** EXERCISE DATA **
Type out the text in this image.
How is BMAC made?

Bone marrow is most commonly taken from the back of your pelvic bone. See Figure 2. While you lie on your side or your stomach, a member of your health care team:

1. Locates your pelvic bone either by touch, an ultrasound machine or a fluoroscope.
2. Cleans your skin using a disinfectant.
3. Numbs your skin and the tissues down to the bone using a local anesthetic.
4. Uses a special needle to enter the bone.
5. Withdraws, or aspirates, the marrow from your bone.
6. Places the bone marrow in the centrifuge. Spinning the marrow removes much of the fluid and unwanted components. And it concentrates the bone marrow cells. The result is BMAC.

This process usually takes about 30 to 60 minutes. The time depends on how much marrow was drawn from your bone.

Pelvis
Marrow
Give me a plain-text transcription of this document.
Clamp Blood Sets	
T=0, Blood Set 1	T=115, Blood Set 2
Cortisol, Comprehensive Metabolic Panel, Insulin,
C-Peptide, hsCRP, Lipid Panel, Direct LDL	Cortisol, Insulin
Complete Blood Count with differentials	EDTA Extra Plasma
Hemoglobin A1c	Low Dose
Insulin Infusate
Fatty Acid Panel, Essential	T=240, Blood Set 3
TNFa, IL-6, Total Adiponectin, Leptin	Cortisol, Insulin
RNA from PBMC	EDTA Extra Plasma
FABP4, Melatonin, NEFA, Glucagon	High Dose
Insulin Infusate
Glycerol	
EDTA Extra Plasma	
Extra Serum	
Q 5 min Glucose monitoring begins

** TASK ITEM **
Please repeat the line that contains "Give me a plain-text" and every line after it through the end of the material above, exactly and with nothing added.

** ANSWER TO THE EXERCISE **
Give me a plain-text transcription of this document.
Clamp Blood Sets	
T=0, Blood Set 1	T=115, Blood Set 2
Cortisol, Comprehensive Metabolic Panel, Insulin,
C-Peptide, hsCRP, Lipid Panel, Direct LDL	Cortisol, Insulin
Complete Blood Count with differentials	EDTA Extra Plasma
Hemoglobin A1c	Low Dose
Insulin Infusate
Fatty Acid Panel, Essential	T=240, Blood Set 3
TNFa, IL-6, Total Adiponectin, Leptin	Cortisol, Insulin
RNA from PBMC	EDTA Extra Plasma
FABP4, Melatonin, NEFA, Glucagon	High Dose
Insulin Infusate
Glycerol	
EDTA Extra Plasma	
Extra Serum	
Q 5 min Glucose monitoring begins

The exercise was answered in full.